* **THE PROBLEM**
Print all the data, keeping every line exactly as it is.

--- BEGIN ---

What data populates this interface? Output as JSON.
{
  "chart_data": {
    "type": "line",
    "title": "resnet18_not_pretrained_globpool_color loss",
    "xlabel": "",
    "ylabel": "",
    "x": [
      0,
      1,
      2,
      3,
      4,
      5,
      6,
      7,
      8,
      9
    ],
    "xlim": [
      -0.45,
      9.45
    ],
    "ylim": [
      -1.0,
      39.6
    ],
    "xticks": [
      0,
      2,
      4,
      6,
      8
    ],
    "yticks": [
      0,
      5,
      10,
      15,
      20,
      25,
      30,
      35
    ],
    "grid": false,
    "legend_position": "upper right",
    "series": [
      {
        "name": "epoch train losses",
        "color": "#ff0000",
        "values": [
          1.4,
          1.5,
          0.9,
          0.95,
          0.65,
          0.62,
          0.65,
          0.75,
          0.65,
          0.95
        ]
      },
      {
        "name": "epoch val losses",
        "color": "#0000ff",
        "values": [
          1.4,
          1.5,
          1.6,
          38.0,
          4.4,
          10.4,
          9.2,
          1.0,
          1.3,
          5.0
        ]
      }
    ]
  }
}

--- END ---

* **CORRECT RESULT**
What data populates this interface? Output as JSON.
{
  "chart_data": {
    "type": "line",
    "title": "resnet18_not_pretrained_globpool_color loss",
    "xlabel": "",
    "ylabel": "",
    "x": [
      0,
      1,
      2,
      3,
      4,
      5,
      6,
      7,
      8,
      9
    ],
    "xlim": [
      -0.45,
      9.45
    ],
    "ylim": [
      -1.0,
      39.6
    ],
    "xticks": [
      0,
      2,
      4,
      6,
      8
    ],
    "yticks": [
      0,
      5,
      10,
      15,
      20,
      25,
      30,
      35
    ],
    "grid": false,
    "legend_position": "upper right",
    "series": [
      {
        "name": "epoch train losses",
        "color": "#ff0000",
        "values": [
          1.4,
          1.5,
          0.9,
          0.95,
          0.65,
          0.62,
          0.65,
          0.75,
          0.65,
          0.95
        ]
      },
      {
        "name": "epoch val losses",
        "color": "#0000ff",
        "values": [
          1.4,
          1.5,
          1.6,
          38.0,
          4.4,
          10.4,
          9.2,
          1.0,
          1.3,
          5.0
        ]
      }
    ]
  }
}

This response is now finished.